Write out all the material exactly. Leave nothing out.

BEGIN DATASET RECORDS

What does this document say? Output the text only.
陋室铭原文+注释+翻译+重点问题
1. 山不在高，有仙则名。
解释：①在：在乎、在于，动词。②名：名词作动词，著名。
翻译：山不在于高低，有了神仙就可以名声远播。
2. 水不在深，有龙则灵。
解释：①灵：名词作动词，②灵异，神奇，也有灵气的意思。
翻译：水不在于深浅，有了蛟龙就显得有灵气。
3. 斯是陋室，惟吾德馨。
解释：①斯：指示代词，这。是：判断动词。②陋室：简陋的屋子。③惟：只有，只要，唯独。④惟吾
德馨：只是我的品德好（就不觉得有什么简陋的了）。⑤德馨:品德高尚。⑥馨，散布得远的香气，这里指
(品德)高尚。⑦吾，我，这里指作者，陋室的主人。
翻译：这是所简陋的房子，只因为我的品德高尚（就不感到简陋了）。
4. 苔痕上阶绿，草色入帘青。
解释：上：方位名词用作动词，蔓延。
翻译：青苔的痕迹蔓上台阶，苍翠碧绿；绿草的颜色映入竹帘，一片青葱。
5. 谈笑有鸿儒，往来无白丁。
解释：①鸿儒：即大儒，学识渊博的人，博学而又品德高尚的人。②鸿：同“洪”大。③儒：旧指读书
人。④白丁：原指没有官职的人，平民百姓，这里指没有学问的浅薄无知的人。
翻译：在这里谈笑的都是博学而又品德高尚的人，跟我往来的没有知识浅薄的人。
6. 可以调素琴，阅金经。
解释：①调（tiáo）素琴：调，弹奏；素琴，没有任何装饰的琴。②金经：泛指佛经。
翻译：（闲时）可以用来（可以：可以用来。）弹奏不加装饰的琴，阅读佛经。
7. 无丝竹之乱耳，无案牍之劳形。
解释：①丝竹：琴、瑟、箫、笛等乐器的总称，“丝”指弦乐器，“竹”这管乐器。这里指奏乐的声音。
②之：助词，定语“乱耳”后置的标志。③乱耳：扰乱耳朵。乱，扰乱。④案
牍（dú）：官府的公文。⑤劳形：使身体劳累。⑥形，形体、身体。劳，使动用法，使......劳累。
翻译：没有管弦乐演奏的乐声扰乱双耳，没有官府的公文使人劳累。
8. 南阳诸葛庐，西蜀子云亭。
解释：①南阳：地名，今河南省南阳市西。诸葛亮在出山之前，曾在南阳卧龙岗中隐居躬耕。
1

END DATASET RECORDS

### EXERCISE OUTPUT
What does this document say? Output the text only.
陋室铭原文+注释+翻译+重点问题
1. 山不在高，有仙则名。
解释：①在：在乎、在于，动词。②名：名词作动词，著名。
翻译：山不在于高低，有了神仙就可以名声远播。
2. 水不在深，有龙则灵。
解释：①灵：名词作动词，②灵异，神奇，也有灵气的意思。
翻译：水不在于深浅，有了蛟龙就显得有灵气。
3. 斯是陋室，惟吾德馨。
解释：①斯：指示代词，这。是：判断动词。②陋室：简陋的屋子。③惟：只有，只要，唯独。④惟吾
德馨：只是我的品德好（就不觉得有什么简陋的了）。⑤德馨:品德高尚。⑥馨，散布得远的香气，这里指
(品德)高尚。⑦吾，我，这里指作者，陋室的主人。
翻译：这是所简陋的房子，只因为我的品德高尚（就不感到简陋了）。
4. 苔痕上阶绿，草色入帘青。
解释：上：方位名词用作动词，蔓延。
翻译：青苔的痕迹蔓上台阶，苍翠碧绿；绿草的颜色映入竹帘，一片青葱。
5. 谈笑有鸿儒，往来无白丁。
解释：①鸿儒：即大儒，学识渊博的人，博学而又品德高尚的人。②鸿：同“洪”大。③儒：旧指读书
人。④白丁：原指没有官职的人，平民百姓，这里指没有学问的浅薄无知的人。
翻译：在这里谈笑的都是博学而又品德高尚的人，跟我往来的没有知识浅薄的人。
6. 可以调素琴，阅金经。
解释：①调（tiáo）素琴：调，弹奏；素琴，没有任何装饰的琴。②金经：泛指佛经。
翻译：（闲时）可以用来（可以：可以用来。）弹奏不加装饰的琴，阅读佛经。
7. 无丝竹之乱耳，无案牍之劳形。
解释：①丝竹：琴、瑟、箫、笛等乐器的总称，“丝”指弦乐器，“竹”这管乐器。这里指奏乐的声音。
②之：助词，定语“乱耳”后置的标志。③乱耳：扰乱耳朵。乱，扰乱。④案
牍（dú）：官府的公文。⑤劳形：使身体劳累。⑥形，形体、身体。劳，使动用法，使......劳累。
翻译：没有管弦乐演奏的乐声扰乱双耳，没有官府的公文使人劳累。
8. 南阳诸葛庐，西蜀子云亭。
解释：①南阳：地名，今河南省南阳市西。诸葛亮在出山之前，曾在南阳卧龙岗中隐居躬耕。
1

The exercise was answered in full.